-------- Record list
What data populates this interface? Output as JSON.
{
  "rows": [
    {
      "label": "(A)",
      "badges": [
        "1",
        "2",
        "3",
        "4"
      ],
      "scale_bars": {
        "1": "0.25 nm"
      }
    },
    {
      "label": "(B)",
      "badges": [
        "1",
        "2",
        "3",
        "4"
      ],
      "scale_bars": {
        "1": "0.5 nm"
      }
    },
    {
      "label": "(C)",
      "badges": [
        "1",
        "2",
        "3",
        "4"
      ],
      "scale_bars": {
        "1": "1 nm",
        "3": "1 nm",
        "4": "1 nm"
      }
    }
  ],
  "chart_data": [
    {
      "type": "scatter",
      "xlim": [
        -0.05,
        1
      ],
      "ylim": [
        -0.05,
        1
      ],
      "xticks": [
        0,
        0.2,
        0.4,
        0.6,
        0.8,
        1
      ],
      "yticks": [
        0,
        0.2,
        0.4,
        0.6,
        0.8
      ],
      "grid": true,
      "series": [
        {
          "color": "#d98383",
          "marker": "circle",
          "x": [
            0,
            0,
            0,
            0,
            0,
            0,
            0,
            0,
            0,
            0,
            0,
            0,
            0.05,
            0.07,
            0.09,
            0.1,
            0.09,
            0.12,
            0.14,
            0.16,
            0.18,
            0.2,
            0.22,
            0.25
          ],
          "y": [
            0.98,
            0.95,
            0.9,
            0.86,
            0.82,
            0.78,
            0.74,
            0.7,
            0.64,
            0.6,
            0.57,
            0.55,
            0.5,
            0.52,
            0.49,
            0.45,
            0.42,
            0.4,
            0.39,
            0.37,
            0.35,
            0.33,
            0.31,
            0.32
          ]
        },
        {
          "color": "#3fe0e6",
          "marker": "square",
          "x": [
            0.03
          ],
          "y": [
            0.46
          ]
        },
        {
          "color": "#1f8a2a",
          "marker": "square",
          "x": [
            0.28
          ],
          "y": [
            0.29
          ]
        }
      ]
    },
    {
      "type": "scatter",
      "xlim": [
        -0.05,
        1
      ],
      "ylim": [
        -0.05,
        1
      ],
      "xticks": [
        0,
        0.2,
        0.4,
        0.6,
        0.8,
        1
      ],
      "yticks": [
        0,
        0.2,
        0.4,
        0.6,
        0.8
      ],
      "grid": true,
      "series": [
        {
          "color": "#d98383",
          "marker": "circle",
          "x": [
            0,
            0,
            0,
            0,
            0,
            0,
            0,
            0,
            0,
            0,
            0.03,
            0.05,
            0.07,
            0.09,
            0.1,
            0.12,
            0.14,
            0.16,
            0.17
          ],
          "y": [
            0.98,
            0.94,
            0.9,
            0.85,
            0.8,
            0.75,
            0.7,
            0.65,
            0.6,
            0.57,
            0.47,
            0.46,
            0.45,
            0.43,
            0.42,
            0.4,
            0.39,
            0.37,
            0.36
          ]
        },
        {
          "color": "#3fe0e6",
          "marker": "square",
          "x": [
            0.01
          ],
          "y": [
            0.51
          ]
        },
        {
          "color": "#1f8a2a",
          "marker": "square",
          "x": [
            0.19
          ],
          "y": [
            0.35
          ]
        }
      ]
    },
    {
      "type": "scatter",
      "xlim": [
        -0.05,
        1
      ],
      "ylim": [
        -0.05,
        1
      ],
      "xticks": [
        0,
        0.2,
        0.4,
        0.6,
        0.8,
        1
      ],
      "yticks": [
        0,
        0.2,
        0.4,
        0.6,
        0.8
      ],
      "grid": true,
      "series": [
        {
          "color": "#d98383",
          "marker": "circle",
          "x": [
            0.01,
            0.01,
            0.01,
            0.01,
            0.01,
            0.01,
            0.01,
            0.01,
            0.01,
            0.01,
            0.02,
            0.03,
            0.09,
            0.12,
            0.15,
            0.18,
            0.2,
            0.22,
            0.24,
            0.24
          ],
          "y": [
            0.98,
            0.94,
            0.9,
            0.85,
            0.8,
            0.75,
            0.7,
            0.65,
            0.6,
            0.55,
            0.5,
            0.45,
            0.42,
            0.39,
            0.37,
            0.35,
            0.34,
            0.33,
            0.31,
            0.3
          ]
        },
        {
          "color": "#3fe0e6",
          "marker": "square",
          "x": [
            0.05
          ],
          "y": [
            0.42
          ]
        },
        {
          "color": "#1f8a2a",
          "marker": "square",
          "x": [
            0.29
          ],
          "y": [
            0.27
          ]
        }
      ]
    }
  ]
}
----------------
**Your objective**.
Reproduce every line of the material above exactly.

**Written response**.
What data populates this interface? Output as JSON.
{
  "rows": [
    {
      "label": "(A)",
      "badges": [
        "1",
        "2",
        "3",
        "4"
      ],
      "scale_bars": {
        "1": "0.25 nm"
      }
    },
    {
      "label": "(B)",
      "badges": [
        "1",
        "2",
        "3",
        "4"
      ],
      "scale_bars": {
        "1": "0.5 nm"
      }
    },
    {
      "label": "(C)",
      "badges": [
        "1",
        "2",
        "3",
        "4"
      ],
      "scale_bars": {
        "1": "1 nm",
        "3": "1 nm",
        "4": "1 nm"
      }
    }
  ],
  "chart_data": [
    {
      "type": "scatter",
      "xlim": [
        -0.05,
        1
      ],
      "ylim": [
        -0.05,
        1
      ],
      "xticks": [
        0,
        0.2,
        0.4,
        0.6,
        0.8,
        1
      ],
      "yticks": [
        0,
        0.2,
        0.4,
        0.6,
        0.8
      ],
      "grid": true,
      "series": [
        {
          "color": "#d98383",
          "marker": "circle",
          "x": [
            0,
            0,
            0,
            0,
            0,
            0,
            0,
            0,
            0,
            0,
            0,
            0,
            0.05,
            0.07,
            0.09,
            0.1,
            0.09,
            0.12,
            0.14,
            0.16,
            0.18,
            0.2,
            0.22,
            0.25
          ],
          "y": [
            0.98,
            0.95,
            0.9,
            0.86,
            0.82,
            0.78,
            0.74,
            0.7,
            0.64,
            0.6,
            0.57,
            0.55,
            0.5,
            0.52,
            0.49,
            0.45,
            0.42,
            0.4,
            0.39,
            0.37,
            0.35,
            0.33,
            0.31,
            0.32
          ]
        },
        {
          "color": "#3fe0e6",
          "marker": "square",
          "x": [
            0.03
          ],
          "y": [
            0.46
          ]
        },
        {
          "color": "#1f8a2a",
          "marker": "square",
          "x": [
            0.28
          ],
          "y": [
            0.29
          ]
        }
      ]
    },
    {
      "type": "scatter",
      "xlim": [
        -0.05,
        1
      ],
      "ylim": [
        -0.05,
        1
      ],
      "xticks": [
        0,
        0.2,
        0.4,
        0.6,
        0.8,
        1
      ],
      "yticks": [
        0,
        0.2,
        0.4,
        0.6,
        0.8
      ],
      "grid": true,
      "series": [
        {
          "color": "#d98383",
          "marker": "circle",
          "x": [
            0,
            0,
            0,
            0,
            0,
            0,
            0,
            0,
            0,
            0,
            0.03,
            0.05,
            0.07,
            0.09,
            0.1,
            0.12,
            0.14,
            0.16,
            0.17
          ],
          "y": [
            0.98,
            0.94,
            0.9,
            0.85,
            0.8,
            0.75,
            0.7,
            0.65,
            0.6,
            0.57,
            0.47,
            0.46,
            0.45,
            0.43,
            0.42,
            0.4,
            0.39,
            0.37,
            0.36
          ]
        },
        {
          "color": "#3fe0e6",
          "marker": "square",
          "x": [
            0.01
          ],
          "y": [
            0.51
          ]
        },
        {
          "color": "#1f8a2a",
          "marker": "square",
          "x": [
            0.19
          ],
          "y": [
            0.35
          ]
        }
      ]
    },
    {
      "type": "scatter",
      "xlim": [
        -0.05,
        1
      ],
      "ylim": [
        -0.05,
        1
      ],
      "xticks": [
        0,
        0.2,
        0.4,
        0.6,
        0.8,
        1
      ],
      "yticks": [
        0,
        0.2,
        0.4,
        0.6,
        0.8
      ],
      "grid": true,
      "series": [
        {
          "color": "#d98383",
          "marker": "circle",
          "x": [
            0.01,
            0.01,
            0.01,
            0.01,
            0.01,
            0.01,
            0.01,
            0.01,
            0.01,
            0.01,
            0.02,
            0.03,
            0.09,
            0.12,
            0.15,
            0.18,
            0.2,
            0.22,
            0.24,
            0.24
          ],
          "y": [
            0.98,
            0.94,
            0.9,
            0.85,
            0.8,
            0.75,
            0.7,
            0.65,
            0.6,
            0.55,
            0.5,
            0.45,
            0.42,
            0.39,
            0.37,
            0.35,
            0.34,
            0.33,
            0.31,
            0.3
          ]
        },
        {
          "color": "#3fe0e6",
          "marker": "square",
          "x": [
            0.05
          ],
          "y": [
            0.42
          ]
        },
        {
          "color": "#1f8a2a",
          "marker": "square",
          "x": [
            0.29
          ],
          "y": [
            0.27
          ]
        }
      ]
    }
  ]
}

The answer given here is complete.